((

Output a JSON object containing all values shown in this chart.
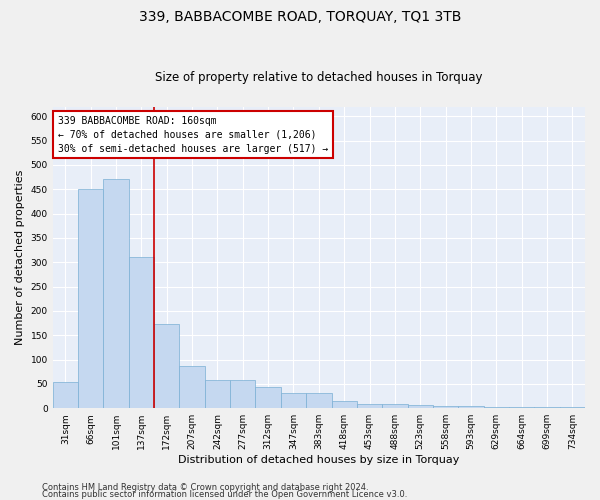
{
  "title": "339, BABBACOMBE ROAD, TORQUAY, TQ1 3TB",
  "subtitle": "Size of property relative to detached houses in Torquay",
  "xlabel": "Distribution of detached houses by size in Torquay",
  "ylabel": "Number of detached properties",
  "categories": [
    "31sqm",
    "66sqm",
    "101sqm",
    "137sqm",
    "172sqm",
    "207sqm",
    "242sqm",
    "277sqm",
    "312sqm",
    "347sqm",
    "383sqm",
    "418sqm",
    "453sqm",
    "488sqm",
    "523sqm",
    "558sqm",
    "593sqm",
    "629sqm",
    "664sqm",
    "699sqm",
    "734sqm"
  ],
  "values": [
    54,
    450,
    470,
    311,
    174,
    87,
    58,
    58,
    43,
    31,
    31,
    15,
    9,
    8,
    7,
    5,
    5,
    3,
    3,
    2,
    3
  ],
  "bar_color": "#c5d8f0",
  "bar_edge_color": "#7aafd4",
  "vline_position": 3.5,
  "vline_color": "#cc0000",
  "annotation_text": "339 BABBACOMBE ROAD: 160sqm\n← 70% of detached houses are smaller (1,206)\n30% of semi-detached houses are larger (517) →",
  "annotation_box_color": "#ffffff",
  "annotation_box_edge_color": "#cc0000",
  "ylim": [
    0,
    620
  ],
  "yticks": [
    0,
    50,
    100,
    150,
    200,
    250,
    300,
    350,
    400,
    450,
    500,
    550,
    600
  ],
  "background_color": "#e8eef8",
  "grid_color": "#ffffff",
  "fig_background": "#f0f0f0",
  "footer_line1": "Contains HM Land Registry data © Crown copyright and database right 2024.",
  "footer_line2": "Contains public sector information licensed under the Open Government Licence v3.0.",
  "title_fontsize": 10,
  "subtitle_fontsize": 8.5,
  "tick_fontsize": 6.5,
  "ylabel_fontsize": 8,
  "xlabel_fontsize": 8,
  "footer_fontsize": 6,
  "annotation_fontsize": 7
}
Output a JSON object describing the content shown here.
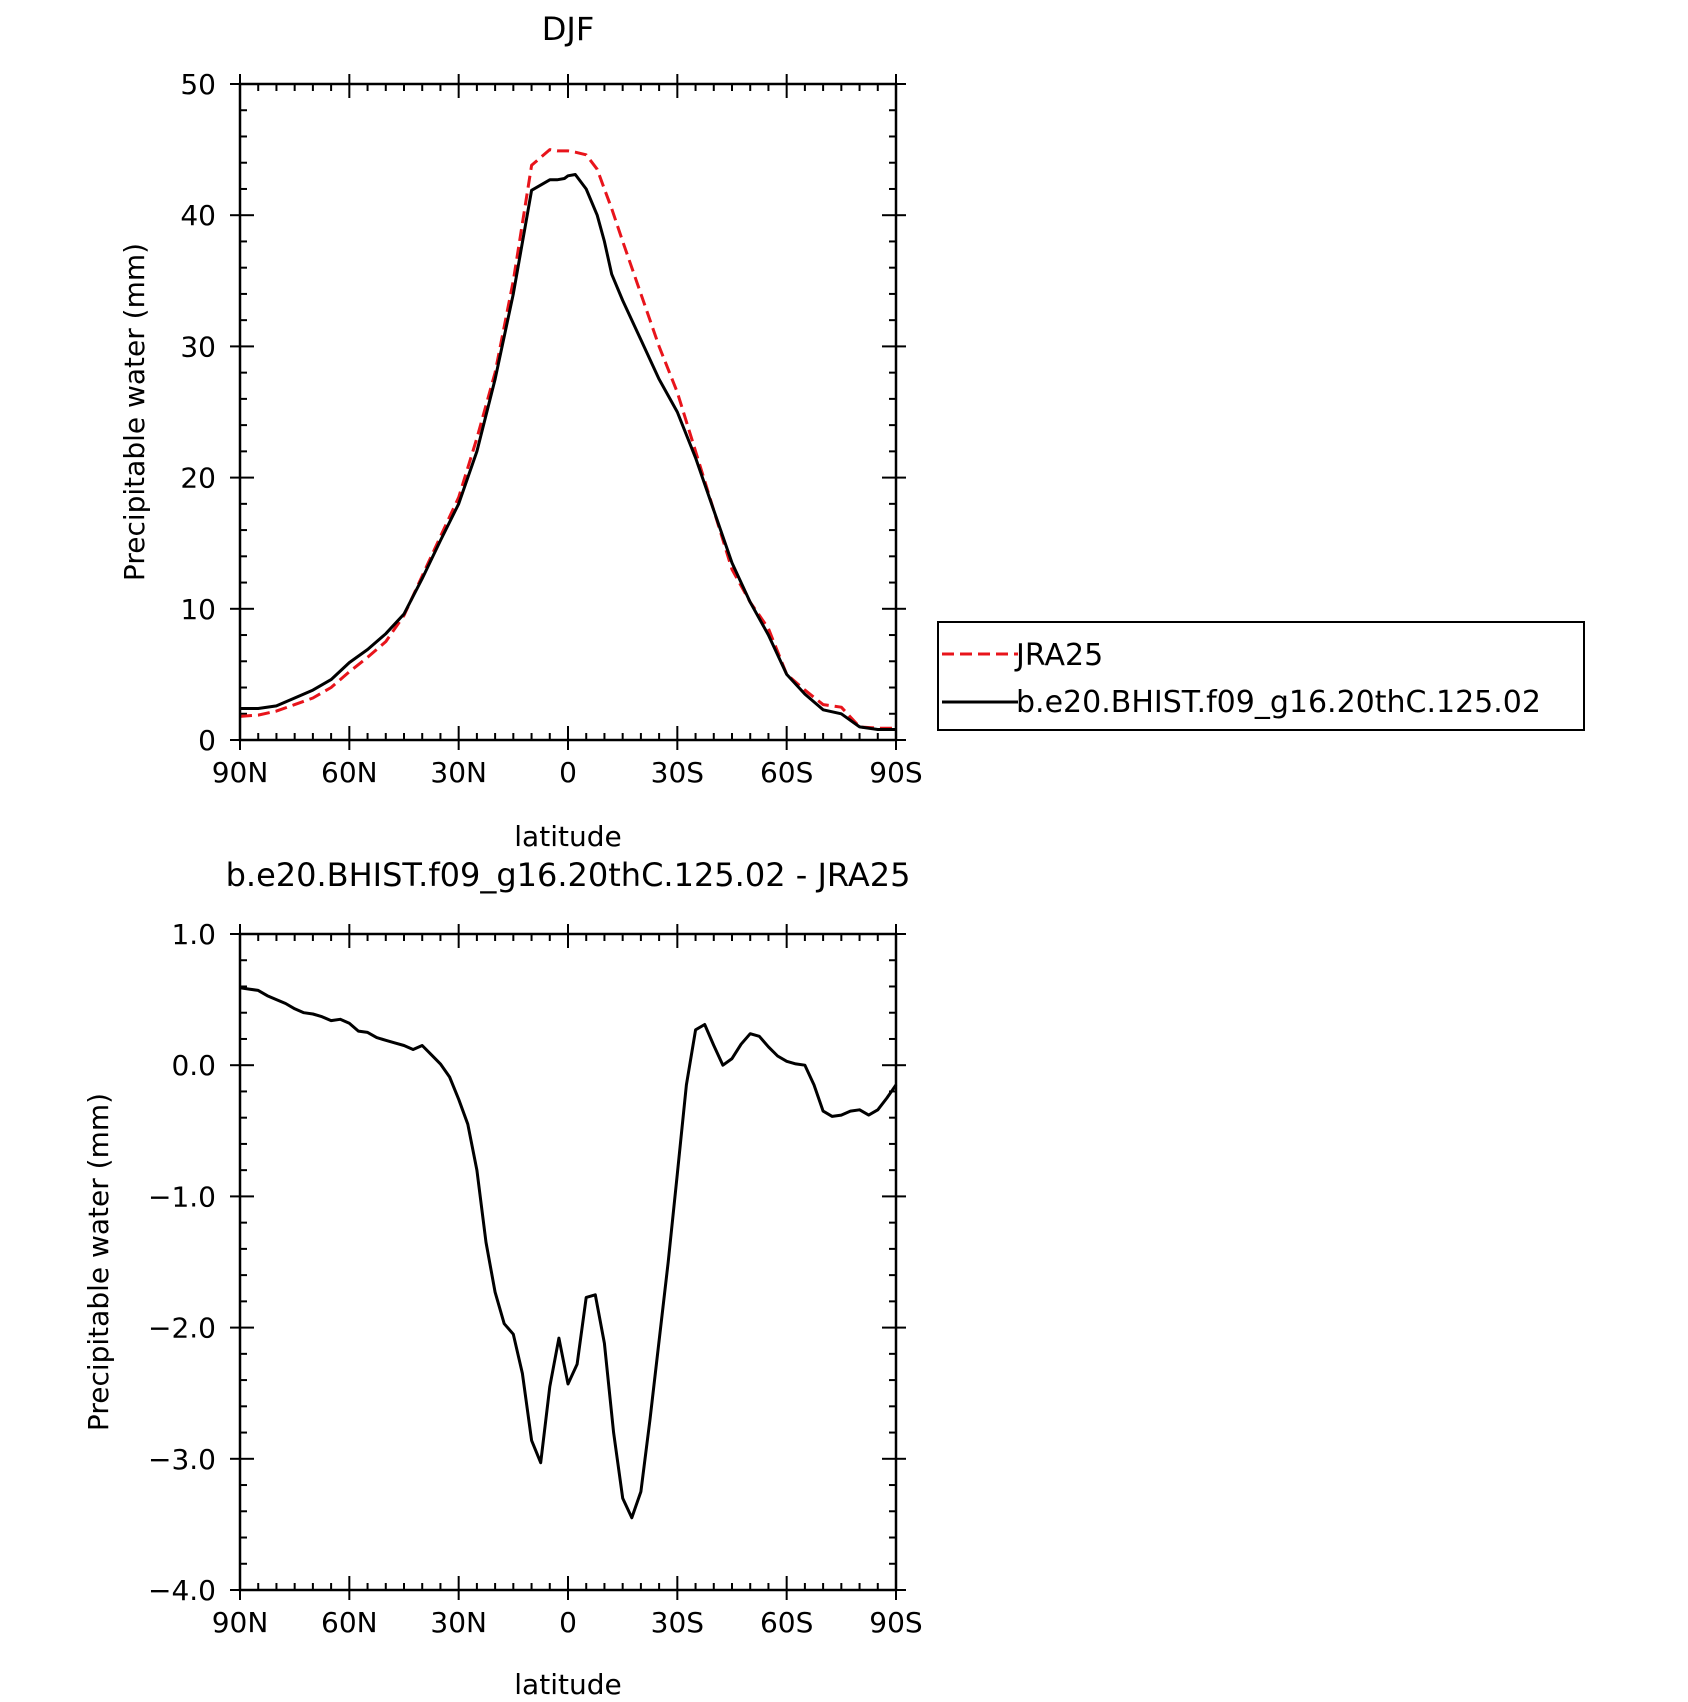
{
  "chart_data": [
    {
      "type": "line",
      "title": "DJF",
      "xlabel": "latitude",
      "ylabel": "Precipitable water (mm)",
      "xlim": [
        90,
        -90
      ],
      "ylim": [
        0,
        50
      ],
      "x_ticks": [
        90,
        60,
        30,
        0,
        -30,
        -60,
        -90
      ],
      "x_tick_labels": [
        "90N",
        "60N",
        "30N",
        "0",
        "30S",
        "60S",
        "90S"
      ],
      "y_ticks": [
        0,
        10,
        20,
        30,
        40,
        50
      ],
      "y_tick_labels": [
        "0",
        "10",
        "20",
        "30",
        "40",
        "50"
      ],
      "legend": {
        "placement": "right"
      },
      "series": [
        {
          "name": "JRA25",
          "color": "#e8141b",
          "style": "dashed",
          "x": [
            90,
            85,
            80,
            75,
            70,
            65,
            60,
            55,
            50,
            45,
            40,
            35,
            30,
            25,
            20,
            15,
            10,
            5,
            3,
            1,
            0,
            -2,
            -5,
            -8,
            -10,
            -12,
            -15,
            -20,
            -25,
            -30,
            -35,
            -40,
            -45,
            -50,
            -55,
            -60,
            -65,
            -70,
            -75,
            -80,
            -85,
            -90
          ],
          "y": [
            1.8,
            1.9,
            2.2,
            2.7,
            3.2,
            4.0,
            5.2,
            6.3,
            7.5,
            9.5,
            12.5,
            15.5,
            18.5,
            23.0,
            28.0,
            35.0,
            43.8,
            45.0,
            44.9,
            44.9,
            44.9,
            44.8,
            44.6,
            43.5,
            42.0,
            40.5,
            38.0,
            34.0,
            30.0,
            26.5,
            22.0,
            17.5,
            13.0,
            10.5,
            8.5,
            5.0,
            3.8,
            2.7,
            2.5,
            1.0,
            0.9,
            0.9
          ]
        },
        {
          "name": "b.e20.BHIST.f09_g16.20thC.125.02",
          "color": "#000000",
          "style": "solid",
          "x": [
            90,
            85,
            80,
            75,
            70,
            65,
            60,
            55,
            50,
            45,
            40,
            35,
            30,
            25,
            20,
            15,
            10,
            5,
            3,
            1,
            0,
            -2,
            -5,
            -8,
            -10,
            -12,
            -15,
            -20,
            -25,
            -30,
            -35,
            -40,
            -45,
            -50,
            -55,
            -60,
            -65,
            -70,
            -75,
            -80,
            -85,
            -90
          ],
          "y": [
            2.4,
            2.4,
            2.6,
            3.2,
            3.8,
            4.6,
            5.9,
            6.9,
            8.1,
            9.6,
            12.3,
            15.2,
            18.0,
            22.0,
            27.5,
            34.0,
            41.9,
            42.7,
            42.7,
            42.8,
            43.0,
            43.1,
            42.0,
            40.0,
            38.0,
            35.5,
            33.5,
            30.5,
            27.5,
            25.0,
            21.5,
            17.5,
            13.5,
            10.5,
            8.0,
            5.0,
            3.5,
            2.3,
            2.0,
            1.0,
            0.8,
            0.8
          ]
        }
      ]
    },
    {
      "type": "line",
      "title": "b.e20.BHIST.f09_g16.20thC.125.02 - JRA25",
      "xlabel": "latitude",
      "ylabel": "Precipitable water (mm)",
      "xlim": [
        90,
        -90
      ],
      "ylim": [
        -4.0,
        1.0
      ],
      "x_ticks": [
        90,
        60,
        30,
        0,
        -30,
        -60,
        -90
      ],
      "x_tick_labels": [
        "90N",
        "60N",
        "30N",
        "0",
        "30S",
        "60S",
        "90S"
      ],
      "y_ticks": [
        1.0,
        0.0,
        -1.0,
        -2.0,
        -3.0,
        -4.0
      ],
      "y_tick_labels": [
        "1.0",
        "0.0",
        "−1.0",
        "−2.0",
        "−3.0",
        "−4.0"
      ],
      "series": [
        {
          "color": "#000000",
          "style": "solid",
          "x": [
            90,
            87.5,
            85,
            82.5,
            80,
            77.5,
            75,
            72.5,
            70,
            67.5,
            65,
            62.5,
            60,
            57.5,
            55,
            52.5,
            50,
            47.5,
            45,
            42.5,
            40,
            37.5,
            35,
            32.5,
            30,
            27.5,
            25,
            22.5,
            20,
            17.5,
            15,
            12.5,
            10,
            7.5,
            5,
            2.5,
            0,
            -2.5,
            -5,
            -7.5,
            -10,
            -12.5,
            -15,
            -17.5,
            -20,
            -22.5,
            -25,
            -27.5,
            -30,
            -32.5,
            -35,
            -37.5,
            -40,
            -42.5,
            -45,
            -47.5,
            -50,
            -52.5,
            -55,
            -57.5,
            -60,
            -62.5,
            -65,
            -67.5,
            -70,
            -72.5,
            -75,
            -77.5,
            -80,
            -82.5,
            -85,
            -87.5,
            -90
          ],
          "y": [
            0.59,
            0.58,
            0.57,
            0.53,
            0.5,
            0.47,
            0.43,
            0.4,
            0.39,
            0.37,
            0.34,
            0.35,
            0.32,
            0.26,
            0.25,
            0.21,
            0.19,
            0.17,
            0.15,
            0.12,
            0.15,
            0.08,
            0.01,
            -0.09,
            -0.26,
            -0.45,
            -0.8,
            -1.35,
            -1.73,
            -1.97,
            -2.05,
            -2.35,
            -2.86,
            -3.03,
            -2.45,
            -2.08,
            -2.43,
            -2.28,
            -1.77,
            -1.75,
            -2.12,
            -2.8,
            -3.3,
            -3.45,
            -3.25,
            -2.7,
            -2.1,
            -1.5,
            -0.83,
            -0.15,
            0.27,
            0.31,
            0.15,
            0.0,
            0.05,
            0.16,
            0.24,
            0.22,
            0.14,
            0.07,
            0.03,
            0.01,
            0.0,
            -0.15,
            -0.35,
            -0.39,
            -0.38,
            -0.35,
            -0.34,
            -0.38,
            -0.34,
            -0.25,
            -0.15
          ]
        }
      ]
    }
  ]
}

))

What you need to do: Collect every line from the records above that contains the word "ROAD".

Response for this exercise:
  "title": "339, BABBACOMBE ROAD, TORQUAY, TQ1 3TB",
  "annotation_text": "339 BABBACOMBE ROAD: 160sqm\n← 70% of detached houses are smaller (1,206)\n30% of semi-detached houses are larger (517) →",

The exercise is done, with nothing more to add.